**TASK TO CARRY OUT**
Note each line that includes the word "State". Copy those lines.

**RECORDS PROVIDED**
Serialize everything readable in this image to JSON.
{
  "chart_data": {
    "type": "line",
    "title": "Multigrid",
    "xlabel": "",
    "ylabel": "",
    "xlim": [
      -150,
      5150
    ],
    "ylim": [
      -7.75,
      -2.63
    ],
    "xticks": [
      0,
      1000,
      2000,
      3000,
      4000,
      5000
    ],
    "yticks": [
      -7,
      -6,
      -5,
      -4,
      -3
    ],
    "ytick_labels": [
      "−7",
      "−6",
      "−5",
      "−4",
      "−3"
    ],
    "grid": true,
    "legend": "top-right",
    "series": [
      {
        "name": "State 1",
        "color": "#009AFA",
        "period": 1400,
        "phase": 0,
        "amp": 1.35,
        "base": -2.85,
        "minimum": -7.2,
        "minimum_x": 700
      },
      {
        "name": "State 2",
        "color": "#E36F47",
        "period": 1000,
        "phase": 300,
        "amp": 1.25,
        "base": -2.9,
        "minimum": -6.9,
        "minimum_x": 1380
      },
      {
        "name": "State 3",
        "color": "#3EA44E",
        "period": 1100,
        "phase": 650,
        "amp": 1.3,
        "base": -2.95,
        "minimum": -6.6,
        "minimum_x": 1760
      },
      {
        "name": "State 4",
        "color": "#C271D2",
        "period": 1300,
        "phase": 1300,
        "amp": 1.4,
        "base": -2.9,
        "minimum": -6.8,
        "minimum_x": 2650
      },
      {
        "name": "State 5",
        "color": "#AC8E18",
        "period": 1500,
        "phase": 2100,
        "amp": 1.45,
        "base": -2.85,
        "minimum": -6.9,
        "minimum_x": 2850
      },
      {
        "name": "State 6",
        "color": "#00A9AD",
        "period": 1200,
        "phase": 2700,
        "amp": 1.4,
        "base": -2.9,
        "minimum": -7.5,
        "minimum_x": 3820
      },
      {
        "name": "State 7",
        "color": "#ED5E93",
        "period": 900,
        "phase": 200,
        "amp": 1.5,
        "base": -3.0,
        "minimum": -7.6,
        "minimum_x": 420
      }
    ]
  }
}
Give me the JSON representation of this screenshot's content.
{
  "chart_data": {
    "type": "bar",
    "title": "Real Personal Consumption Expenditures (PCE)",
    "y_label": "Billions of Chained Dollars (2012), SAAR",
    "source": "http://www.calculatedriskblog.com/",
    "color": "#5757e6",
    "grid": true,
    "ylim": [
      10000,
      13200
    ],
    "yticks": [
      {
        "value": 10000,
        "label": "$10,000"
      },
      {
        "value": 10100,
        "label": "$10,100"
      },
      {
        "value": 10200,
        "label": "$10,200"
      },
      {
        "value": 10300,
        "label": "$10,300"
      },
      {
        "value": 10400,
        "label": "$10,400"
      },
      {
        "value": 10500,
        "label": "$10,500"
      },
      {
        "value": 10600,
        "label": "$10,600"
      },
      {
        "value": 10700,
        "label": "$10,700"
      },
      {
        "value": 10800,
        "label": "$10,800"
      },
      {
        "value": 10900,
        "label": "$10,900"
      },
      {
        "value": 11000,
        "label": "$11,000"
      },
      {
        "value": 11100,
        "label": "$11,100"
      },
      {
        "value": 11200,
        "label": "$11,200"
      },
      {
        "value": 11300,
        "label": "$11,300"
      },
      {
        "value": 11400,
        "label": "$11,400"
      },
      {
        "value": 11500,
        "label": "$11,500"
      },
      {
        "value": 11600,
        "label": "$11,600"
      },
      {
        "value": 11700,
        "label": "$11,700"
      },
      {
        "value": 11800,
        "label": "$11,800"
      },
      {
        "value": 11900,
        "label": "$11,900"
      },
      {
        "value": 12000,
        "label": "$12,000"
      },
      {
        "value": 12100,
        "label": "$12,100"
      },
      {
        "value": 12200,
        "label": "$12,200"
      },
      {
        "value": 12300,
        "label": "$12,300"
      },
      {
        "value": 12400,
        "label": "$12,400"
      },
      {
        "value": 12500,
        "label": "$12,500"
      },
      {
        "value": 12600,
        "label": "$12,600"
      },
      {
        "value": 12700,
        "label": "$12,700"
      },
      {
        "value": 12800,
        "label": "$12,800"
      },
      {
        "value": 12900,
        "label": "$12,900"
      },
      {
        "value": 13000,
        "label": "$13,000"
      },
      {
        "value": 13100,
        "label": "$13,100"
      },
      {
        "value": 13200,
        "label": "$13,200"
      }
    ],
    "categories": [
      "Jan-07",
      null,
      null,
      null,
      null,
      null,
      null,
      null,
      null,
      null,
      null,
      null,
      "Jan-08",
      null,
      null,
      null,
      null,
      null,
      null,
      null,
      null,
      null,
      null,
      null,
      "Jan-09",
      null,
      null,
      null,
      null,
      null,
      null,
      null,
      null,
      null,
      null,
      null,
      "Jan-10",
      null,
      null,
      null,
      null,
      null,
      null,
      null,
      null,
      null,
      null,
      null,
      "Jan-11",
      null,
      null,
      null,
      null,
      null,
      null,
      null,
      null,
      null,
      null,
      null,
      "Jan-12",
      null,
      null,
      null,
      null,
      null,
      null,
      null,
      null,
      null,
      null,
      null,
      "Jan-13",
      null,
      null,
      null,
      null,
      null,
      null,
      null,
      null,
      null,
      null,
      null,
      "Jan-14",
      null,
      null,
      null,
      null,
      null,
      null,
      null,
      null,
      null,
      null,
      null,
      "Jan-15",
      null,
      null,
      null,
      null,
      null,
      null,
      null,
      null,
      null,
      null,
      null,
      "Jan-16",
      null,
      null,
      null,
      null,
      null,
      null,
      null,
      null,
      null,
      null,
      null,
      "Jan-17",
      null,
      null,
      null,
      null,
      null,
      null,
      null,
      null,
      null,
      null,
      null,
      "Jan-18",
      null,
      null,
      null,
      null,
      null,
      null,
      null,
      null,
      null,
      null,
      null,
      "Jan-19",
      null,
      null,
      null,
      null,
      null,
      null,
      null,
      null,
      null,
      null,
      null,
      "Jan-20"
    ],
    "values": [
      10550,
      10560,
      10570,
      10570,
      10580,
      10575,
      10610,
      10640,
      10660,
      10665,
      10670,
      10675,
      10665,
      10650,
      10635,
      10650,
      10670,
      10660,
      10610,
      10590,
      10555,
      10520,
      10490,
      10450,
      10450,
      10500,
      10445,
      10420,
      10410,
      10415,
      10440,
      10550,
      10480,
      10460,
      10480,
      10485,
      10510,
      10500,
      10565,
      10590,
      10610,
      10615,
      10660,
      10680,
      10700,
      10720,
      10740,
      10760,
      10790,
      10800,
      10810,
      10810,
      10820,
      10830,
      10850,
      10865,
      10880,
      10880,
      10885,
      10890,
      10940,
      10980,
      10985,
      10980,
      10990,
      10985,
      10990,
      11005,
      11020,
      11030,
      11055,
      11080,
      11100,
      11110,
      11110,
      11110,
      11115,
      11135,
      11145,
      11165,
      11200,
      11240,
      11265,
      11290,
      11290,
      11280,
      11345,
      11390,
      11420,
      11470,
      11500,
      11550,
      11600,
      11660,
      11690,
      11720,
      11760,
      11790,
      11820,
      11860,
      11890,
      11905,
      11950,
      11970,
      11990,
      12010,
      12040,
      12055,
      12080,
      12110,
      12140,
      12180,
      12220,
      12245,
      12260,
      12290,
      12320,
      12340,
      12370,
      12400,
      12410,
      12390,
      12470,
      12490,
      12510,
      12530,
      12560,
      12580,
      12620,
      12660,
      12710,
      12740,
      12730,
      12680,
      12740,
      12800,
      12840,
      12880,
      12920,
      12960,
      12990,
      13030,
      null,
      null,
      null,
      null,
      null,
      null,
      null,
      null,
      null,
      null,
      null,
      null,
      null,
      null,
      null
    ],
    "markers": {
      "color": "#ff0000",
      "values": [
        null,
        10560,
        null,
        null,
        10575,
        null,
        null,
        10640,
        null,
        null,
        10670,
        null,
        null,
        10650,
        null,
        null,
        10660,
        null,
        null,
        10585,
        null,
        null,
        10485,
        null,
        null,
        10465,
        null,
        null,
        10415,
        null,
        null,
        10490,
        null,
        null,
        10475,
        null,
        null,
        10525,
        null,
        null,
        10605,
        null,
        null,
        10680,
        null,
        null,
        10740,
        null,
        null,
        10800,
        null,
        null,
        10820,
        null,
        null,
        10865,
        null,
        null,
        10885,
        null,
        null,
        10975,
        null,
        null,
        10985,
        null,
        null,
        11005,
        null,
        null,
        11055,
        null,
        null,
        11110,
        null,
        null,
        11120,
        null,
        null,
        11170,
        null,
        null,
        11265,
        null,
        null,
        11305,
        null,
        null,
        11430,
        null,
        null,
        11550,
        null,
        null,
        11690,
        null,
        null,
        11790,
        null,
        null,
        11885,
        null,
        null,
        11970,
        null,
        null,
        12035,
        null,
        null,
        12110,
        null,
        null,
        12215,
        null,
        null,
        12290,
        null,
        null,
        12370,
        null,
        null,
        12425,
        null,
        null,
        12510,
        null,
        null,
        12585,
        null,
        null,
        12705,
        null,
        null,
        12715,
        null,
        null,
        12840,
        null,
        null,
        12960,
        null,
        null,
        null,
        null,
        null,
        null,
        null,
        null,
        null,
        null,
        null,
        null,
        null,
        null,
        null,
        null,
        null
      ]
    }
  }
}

**RIGHT ANSWER**
        "name": "State 1",
        "name": "State 2",
        "name": "State 3",
        "name": "State 4",
        "name": "State 5",
        "name": "State 6",
        "name": "State 7",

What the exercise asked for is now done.